--- Yazılı talimat A ---
Kış mevsimi üzerine olan metnin tamamını, tek bir harfini bile değiştirmeden çıkarın.
--- Yazılı talimat B ---
Kayıtların başından "Point bbox=[98, 624, 121, 638]" ifadesini içeren satıra kadar, iki uç da dahil olmak üzere, satırları JSON dize listesine dönüştürün. Her satır bir dize olsun, boş satırlar atlansın.

--- Metin alıntısı ---
···
Kış mevsiminin yaklaşması dolayısıyla, havalarla birlikte duygularımızda da soğuma başladı. Günlerin geçmesiyle, kartopu gibi yuvarlandıkça çoğalan sorunlar, gelecekten endişe ve korku duymamızı artırmaktadır.
Kar beyazlığıyla temizlik ve berraklığı temsil ederken, üstünü örttüğü dertlerin karmaşıklığı nedeniyle de endişe ve korkuyu artırmaktadır. Aslında kış mevsimini bekleyiş de ekonomiyle doğru orantılıdır. Ekonomik durumu iyi olan insanlar kış mevsiminin gelmesini sabırsızlıkla beklerken, garibana kış düşüncesi bile huzursuzluk verir. Çünkü kış demek ısınma, giyecek, ulaşım zorluğu demektir. Maddi zenginliği olanlar için kayak, kış tatili, Uludağ gibi filmlerde gördüğü eğlenceleri ve dinlenceleri yaşatmaktadır. Bizlerde gönül zenginliği ütopyasıyla yaşamı sürdürmeye çalışır, dururuz.
···
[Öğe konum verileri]

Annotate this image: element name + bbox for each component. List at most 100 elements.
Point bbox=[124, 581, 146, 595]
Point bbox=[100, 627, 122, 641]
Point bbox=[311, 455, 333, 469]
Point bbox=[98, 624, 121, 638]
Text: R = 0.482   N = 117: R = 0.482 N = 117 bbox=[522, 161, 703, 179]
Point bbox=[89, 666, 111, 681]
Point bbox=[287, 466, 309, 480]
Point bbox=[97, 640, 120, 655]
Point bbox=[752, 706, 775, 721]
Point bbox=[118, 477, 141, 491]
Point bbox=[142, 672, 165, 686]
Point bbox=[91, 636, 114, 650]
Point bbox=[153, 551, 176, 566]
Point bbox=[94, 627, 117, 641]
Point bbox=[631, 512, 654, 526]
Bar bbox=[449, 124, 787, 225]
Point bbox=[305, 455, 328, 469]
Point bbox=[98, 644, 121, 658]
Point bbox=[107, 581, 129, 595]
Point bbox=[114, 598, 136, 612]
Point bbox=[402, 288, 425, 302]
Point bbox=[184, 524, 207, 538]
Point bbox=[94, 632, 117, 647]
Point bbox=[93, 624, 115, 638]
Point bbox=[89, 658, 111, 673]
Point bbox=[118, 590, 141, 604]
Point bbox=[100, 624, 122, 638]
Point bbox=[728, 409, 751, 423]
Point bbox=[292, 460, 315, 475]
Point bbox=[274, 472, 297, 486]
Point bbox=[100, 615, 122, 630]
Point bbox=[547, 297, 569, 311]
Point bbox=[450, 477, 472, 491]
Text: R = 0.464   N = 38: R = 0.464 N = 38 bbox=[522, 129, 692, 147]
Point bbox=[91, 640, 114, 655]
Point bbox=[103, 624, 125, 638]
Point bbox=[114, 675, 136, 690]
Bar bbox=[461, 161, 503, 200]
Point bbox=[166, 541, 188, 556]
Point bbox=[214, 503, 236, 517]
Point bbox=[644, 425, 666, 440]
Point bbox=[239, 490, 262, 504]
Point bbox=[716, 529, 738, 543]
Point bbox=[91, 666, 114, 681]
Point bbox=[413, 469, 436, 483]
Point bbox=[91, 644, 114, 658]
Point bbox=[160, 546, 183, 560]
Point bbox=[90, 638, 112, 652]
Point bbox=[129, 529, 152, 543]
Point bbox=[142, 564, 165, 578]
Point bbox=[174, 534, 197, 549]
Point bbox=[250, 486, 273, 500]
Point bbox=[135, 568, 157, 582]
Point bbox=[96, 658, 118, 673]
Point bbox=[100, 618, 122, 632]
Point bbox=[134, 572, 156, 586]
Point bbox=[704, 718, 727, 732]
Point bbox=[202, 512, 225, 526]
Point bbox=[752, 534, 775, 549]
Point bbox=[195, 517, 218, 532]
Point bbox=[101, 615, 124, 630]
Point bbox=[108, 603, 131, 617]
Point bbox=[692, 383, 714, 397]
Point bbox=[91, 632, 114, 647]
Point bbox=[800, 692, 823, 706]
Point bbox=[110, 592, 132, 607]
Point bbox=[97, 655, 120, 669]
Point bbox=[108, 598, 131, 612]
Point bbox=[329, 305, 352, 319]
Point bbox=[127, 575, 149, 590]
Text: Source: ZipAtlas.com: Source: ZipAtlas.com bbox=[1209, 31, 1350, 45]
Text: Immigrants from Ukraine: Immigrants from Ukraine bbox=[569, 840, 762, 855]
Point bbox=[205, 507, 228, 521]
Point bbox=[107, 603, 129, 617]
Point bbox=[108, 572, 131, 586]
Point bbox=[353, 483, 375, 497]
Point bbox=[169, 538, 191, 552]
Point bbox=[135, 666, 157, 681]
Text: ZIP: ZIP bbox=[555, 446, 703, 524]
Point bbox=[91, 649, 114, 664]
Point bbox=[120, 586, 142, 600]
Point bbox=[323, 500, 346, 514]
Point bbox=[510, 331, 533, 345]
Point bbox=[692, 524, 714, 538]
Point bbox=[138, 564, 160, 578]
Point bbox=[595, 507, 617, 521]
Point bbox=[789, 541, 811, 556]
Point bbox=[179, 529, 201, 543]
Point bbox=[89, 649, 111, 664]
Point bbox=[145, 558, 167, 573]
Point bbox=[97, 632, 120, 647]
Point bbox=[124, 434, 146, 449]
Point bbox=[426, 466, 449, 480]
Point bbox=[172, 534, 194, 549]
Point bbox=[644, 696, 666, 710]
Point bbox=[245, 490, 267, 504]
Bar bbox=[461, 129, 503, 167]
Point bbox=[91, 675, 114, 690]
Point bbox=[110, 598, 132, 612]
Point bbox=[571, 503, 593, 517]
···
--- Yazılı çözüm A ---
Kış mevsiminin yaklaşması dolayısıyla, havalarla birlikte duygularımızda da soğuma başladı. Günlerin geçmesiyle, kartopu gibi yuvarlandıkça çoğalan sorunlar, gelecekten endişe ve korku duymamızı artırmaktadır.
Kar beyazlığıyla temizlik ve berraklığı temsil ederken, üstünü örttüğü dertlerin karmaşıklığı nedeniyle de endişe ve korkuyu artırmaktadır. Aslında kış mevsimini bekleyiş de ekonomiyle doğru orantılıdır. Ekonomik durumu iyi olan insanlar kış mevsiminin gelmesini sabırsızlıkla beklerken, garibana kış düşüncesi bile huzursuzluk verir. Çünkü kış demek ısınma, giyecek, ulaşım zorluğu demektir. Maddi zenginliği olanlar için kayak, kış tatili, Uludağ gibi filmlerde gördüğü eğlenceleri ve dinlenceleri yaşatmaktadır. Bizlerde gönül zenginliği ütopyasıyla yaşamı sürdürmeye çalışır, dururuz.

--- Yazılı çözüm B ---
[
  "Annotate this image: element name + bbox for each component. List at most 100 elements.",
  "Point bbox=[124, 581, 146, 595]",
  "Point bbox=[100, 627, 122, 641]",
  "Point bbox=[311, 455, 333, 469]",
  "Point bbox=[98, 624, 121, 638]"
]